* [What needs to be done]
Keep only the lines that hold the string "title", filtering out the rest of the entries below.

============

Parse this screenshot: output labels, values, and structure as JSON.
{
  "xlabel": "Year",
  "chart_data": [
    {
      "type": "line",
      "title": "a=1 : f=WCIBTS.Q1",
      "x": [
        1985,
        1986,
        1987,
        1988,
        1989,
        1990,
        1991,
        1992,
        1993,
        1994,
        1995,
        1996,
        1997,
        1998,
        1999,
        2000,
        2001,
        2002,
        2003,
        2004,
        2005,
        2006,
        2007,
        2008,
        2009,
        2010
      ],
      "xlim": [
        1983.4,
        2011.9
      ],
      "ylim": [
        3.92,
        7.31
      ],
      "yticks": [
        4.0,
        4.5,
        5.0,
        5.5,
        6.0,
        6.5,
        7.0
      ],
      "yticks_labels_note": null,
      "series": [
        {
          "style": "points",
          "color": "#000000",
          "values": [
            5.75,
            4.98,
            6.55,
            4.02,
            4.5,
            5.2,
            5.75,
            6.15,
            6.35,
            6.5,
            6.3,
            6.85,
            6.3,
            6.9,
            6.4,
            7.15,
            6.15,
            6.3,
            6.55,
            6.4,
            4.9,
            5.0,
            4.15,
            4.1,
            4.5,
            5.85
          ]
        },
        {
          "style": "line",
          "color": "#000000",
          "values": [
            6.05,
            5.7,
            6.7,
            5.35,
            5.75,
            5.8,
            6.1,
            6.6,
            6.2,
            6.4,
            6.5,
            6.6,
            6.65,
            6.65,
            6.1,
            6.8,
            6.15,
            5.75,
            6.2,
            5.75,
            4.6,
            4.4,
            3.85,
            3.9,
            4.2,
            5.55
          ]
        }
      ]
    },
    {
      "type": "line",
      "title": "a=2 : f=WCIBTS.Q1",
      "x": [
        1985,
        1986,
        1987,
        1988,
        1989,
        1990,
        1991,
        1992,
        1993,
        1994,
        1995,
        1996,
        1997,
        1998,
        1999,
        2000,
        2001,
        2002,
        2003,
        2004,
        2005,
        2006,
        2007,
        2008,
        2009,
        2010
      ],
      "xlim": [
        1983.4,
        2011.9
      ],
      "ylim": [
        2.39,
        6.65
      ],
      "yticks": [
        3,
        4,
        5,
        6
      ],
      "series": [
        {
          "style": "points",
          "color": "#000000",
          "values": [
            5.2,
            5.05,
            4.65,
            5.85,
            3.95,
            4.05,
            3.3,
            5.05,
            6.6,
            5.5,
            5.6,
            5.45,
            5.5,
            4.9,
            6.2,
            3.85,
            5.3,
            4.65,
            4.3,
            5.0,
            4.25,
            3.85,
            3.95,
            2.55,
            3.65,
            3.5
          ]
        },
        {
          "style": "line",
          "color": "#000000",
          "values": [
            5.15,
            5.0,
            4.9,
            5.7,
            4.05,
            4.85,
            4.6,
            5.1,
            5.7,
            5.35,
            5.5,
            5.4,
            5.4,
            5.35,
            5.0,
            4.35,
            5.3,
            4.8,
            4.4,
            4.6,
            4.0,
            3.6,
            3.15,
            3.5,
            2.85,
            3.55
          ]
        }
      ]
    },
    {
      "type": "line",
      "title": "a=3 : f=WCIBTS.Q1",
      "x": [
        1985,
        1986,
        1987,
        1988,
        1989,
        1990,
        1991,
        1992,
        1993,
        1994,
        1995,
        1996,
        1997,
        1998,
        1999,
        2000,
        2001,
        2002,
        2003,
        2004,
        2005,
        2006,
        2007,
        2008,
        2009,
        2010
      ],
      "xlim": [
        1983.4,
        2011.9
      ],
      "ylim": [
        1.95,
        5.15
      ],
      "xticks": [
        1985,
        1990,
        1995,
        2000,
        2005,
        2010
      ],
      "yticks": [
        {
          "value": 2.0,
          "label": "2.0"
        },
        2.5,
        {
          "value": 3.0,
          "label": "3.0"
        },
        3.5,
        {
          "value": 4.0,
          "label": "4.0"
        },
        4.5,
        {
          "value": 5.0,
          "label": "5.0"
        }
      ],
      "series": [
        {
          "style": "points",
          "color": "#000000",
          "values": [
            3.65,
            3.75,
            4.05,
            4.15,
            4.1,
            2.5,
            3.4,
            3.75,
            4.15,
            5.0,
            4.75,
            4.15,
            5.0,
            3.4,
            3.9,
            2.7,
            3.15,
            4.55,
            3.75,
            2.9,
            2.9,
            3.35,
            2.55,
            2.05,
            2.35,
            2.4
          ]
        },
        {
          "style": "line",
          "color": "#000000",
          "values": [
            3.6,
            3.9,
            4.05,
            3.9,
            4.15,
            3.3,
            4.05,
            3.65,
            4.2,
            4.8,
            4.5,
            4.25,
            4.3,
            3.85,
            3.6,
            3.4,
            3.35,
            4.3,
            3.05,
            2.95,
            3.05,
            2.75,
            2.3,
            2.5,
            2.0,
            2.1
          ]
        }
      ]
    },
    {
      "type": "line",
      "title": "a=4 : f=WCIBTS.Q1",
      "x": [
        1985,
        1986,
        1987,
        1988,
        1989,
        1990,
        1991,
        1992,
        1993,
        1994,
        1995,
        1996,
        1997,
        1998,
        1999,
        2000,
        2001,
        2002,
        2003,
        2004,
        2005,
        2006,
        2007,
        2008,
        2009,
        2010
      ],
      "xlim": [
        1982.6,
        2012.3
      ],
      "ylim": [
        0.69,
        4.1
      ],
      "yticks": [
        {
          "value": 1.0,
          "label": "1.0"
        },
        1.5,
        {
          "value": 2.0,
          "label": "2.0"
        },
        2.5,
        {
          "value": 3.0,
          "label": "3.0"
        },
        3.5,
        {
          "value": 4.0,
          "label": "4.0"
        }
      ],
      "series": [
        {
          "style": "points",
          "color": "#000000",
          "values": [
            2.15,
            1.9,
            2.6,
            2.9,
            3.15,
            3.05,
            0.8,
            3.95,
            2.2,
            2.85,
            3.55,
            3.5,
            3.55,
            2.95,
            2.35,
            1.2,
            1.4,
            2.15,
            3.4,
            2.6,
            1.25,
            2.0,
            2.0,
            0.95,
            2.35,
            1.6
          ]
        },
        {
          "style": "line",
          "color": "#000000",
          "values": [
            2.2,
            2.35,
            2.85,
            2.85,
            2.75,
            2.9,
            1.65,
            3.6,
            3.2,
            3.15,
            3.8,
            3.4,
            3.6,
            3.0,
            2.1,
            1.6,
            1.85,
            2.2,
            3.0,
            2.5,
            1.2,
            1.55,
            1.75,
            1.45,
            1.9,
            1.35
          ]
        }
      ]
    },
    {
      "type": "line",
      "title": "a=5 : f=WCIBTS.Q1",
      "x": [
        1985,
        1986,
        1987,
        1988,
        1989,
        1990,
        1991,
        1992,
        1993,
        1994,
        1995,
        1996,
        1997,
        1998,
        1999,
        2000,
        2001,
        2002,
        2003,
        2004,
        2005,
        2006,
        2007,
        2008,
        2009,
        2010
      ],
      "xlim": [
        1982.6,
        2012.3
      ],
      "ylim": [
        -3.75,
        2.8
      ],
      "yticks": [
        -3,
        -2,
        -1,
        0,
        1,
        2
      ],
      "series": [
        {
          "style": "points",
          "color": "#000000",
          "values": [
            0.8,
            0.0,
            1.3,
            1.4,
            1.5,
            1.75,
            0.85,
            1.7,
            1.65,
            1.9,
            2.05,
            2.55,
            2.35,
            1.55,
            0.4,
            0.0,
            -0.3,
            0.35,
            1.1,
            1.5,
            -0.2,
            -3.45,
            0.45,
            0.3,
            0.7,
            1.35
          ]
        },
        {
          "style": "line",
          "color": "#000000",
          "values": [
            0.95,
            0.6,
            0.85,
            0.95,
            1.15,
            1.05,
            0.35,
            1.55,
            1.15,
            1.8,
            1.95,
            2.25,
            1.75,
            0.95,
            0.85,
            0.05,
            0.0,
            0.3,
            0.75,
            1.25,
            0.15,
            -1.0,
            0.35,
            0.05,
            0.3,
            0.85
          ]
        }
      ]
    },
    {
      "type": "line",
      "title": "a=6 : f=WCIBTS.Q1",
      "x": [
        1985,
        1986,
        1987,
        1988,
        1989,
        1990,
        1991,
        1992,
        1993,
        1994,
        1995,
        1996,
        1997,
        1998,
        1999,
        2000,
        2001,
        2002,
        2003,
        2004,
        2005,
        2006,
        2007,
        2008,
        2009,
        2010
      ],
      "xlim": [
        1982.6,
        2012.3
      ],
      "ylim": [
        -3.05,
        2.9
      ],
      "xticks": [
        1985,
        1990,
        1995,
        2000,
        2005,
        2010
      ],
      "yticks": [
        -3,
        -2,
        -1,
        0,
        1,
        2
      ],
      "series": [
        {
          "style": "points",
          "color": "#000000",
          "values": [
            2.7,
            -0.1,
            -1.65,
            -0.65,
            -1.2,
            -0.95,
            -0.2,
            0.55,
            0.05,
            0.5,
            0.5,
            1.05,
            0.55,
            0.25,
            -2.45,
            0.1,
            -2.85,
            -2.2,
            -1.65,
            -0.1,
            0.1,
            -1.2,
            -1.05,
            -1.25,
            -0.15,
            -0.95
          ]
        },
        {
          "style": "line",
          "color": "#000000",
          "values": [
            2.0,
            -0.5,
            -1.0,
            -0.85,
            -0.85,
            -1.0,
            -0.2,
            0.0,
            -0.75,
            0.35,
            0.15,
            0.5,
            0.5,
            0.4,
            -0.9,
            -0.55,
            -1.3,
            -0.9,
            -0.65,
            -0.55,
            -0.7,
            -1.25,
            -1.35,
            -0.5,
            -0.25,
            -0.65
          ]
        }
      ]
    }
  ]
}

============

* [Output]
      "title": "a=1 : f=WCIBTS.Q1",
      "title": "a=2 : f=WCIBTS.Q1",
      "title": "a=3 : f=WCIBTS.Q1",
      "title": "a=4 : f=WCIBTS.Q1",
      "title": "a=5 : f=WCIBTS.Q1",
      "title": "a=6 : f=WCIBTS.Q1",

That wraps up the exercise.